Aim: Select every line below containing the word "icon".

Stored data:
--- begin ---
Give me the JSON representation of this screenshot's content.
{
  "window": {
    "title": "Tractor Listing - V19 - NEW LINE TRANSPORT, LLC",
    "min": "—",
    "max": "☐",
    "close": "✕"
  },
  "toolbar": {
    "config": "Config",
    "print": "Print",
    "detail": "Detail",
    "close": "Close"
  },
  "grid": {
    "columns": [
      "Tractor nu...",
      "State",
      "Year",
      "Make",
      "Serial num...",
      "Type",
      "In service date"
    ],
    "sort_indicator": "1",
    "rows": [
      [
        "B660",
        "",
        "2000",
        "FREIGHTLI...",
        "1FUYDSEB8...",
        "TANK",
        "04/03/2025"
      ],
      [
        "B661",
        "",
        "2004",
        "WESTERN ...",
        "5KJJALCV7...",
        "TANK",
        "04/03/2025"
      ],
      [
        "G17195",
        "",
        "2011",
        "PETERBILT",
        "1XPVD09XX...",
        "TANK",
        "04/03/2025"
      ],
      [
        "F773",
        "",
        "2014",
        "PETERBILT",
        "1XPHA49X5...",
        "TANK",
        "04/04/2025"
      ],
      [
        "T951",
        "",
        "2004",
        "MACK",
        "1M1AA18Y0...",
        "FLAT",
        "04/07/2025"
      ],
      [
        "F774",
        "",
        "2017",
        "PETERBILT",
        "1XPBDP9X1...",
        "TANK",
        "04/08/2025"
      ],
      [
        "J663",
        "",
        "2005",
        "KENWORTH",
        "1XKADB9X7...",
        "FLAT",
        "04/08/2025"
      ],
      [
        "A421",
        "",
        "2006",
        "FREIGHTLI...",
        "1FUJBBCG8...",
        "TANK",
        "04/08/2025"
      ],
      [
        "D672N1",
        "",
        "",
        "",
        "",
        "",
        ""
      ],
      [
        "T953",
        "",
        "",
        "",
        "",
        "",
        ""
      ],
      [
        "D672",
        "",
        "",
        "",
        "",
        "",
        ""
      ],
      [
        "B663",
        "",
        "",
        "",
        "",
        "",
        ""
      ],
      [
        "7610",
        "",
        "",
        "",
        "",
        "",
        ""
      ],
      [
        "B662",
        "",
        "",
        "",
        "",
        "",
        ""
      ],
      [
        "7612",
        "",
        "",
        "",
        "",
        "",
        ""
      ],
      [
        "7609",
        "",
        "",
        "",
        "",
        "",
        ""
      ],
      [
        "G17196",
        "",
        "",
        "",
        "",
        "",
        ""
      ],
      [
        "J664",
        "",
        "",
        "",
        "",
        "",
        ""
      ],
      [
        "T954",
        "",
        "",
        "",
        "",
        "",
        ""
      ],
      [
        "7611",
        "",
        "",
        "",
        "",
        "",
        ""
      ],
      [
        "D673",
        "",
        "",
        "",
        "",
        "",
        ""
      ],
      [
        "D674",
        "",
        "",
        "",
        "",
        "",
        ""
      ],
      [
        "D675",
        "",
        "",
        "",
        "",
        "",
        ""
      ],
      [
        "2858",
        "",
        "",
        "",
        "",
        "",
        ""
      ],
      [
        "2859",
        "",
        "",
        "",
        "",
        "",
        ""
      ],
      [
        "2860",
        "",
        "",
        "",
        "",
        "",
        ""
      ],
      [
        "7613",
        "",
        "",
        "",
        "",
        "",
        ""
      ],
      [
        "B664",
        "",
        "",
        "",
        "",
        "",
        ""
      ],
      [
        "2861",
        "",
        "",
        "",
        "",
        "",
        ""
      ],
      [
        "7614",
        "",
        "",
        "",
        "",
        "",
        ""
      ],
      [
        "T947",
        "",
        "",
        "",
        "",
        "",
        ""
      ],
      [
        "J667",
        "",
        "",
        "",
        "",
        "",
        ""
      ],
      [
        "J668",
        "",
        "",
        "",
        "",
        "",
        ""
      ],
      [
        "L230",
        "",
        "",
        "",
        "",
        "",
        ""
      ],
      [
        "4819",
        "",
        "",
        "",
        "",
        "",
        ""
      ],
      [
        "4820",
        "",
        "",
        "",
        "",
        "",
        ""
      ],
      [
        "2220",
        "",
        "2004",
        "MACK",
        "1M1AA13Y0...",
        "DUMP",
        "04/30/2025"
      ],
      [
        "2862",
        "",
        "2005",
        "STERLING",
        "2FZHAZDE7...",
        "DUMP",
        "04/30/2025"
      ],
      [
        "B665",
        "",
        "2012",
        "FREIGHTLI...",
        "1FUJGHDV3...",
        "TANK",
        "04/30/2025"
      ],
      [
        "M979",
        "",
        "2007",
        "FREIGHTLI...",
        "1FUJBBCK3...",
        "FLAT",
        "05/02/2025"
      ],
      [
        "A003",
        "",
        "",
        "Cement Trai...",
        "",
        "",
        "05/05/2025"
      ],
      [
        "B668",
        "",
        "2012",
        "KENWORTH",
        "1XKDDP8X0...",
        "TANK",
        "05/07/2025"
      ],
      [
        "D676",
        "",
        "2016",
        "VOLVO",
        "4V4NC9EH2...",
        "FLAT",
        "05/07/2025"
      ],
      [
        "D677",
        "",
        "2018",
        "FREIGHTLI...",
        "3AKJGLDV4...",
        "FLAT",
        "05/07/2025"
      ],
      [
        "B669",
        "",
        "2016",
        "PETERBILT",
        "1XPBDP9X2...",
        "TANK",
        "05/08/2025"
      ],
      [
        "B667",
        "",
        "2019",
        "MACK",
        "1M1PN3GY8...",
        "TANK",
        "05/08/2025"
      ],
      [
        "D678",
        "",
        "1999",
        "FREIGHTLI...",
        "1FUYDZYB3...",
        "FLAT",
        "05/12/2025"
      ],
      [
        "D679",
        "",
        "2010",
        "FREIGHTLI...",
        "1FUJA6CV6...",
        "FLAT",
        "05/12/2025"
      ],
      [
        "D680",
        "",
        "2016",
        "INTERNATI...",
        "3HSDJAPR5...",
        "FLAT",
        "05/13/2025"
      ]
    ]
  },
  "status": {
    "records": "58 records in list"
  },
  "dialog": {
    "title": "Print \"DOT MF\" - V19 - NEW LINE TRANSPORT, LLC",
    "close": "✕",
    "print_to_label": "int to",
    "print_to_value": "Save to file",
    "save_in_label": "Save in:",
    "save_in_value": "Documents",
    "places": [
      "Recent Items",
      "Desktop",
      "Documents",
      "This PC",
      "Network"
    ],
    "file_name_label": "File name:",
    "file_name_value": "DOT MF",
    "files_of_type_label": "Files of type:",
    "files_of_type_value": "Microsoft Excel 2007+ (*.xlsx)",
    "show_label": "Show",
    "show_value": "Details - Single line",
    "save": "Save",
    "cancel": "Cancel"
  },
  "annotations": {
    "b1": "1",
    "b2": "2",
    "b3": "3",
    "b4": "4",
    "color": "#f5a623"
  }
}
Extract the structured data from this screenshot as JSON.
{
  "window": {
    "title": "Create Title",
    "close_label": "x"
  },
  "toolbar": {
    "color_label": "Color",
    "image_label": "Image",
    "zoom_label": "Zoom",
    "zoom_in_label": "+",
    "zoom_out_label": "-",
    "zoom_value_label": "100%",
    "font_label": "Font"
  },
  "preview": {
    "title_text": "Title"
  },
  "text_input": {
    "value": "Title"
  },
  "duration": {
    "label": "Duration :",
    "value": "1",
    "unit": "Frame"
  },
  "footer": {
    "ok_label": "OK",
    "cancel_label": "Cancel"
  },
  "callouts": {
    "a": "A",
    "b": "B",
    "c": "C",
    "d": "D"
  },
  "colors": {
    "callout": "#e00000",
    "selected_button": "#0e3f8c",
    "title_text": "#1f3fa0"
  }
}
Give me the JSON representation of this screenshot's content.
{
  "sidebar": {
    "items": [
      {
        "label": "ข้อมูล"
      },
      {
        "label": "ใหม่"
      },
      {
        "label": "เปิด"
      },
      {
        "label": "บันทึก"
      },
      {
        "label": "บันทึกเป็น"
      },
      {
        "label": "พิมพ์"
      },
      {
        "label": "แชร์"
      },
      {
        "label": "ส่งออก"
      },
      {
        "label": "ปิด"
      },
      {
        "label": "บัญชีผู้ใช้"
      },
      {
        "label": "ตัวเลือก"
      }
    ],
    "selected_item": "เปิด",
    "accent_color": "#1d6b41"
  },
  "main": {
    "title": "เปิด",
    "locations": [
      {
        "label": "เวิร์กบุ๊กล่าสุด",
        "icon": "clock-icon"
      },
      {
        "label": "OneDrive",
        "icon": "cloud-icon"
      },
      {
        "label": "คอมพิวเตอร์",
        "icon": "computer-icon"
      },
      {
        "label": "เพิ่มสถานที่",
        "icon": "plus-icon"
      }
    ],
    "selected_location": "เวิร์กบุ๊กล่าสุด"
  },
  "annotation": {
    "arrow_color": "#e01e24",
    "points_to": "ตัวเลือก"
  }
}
--- end ---
Written response:
        "icon": "clock-icon"
        "icon": "cloud-icon"
        "icon": "computer-icon"
        "icon": "plus-icon"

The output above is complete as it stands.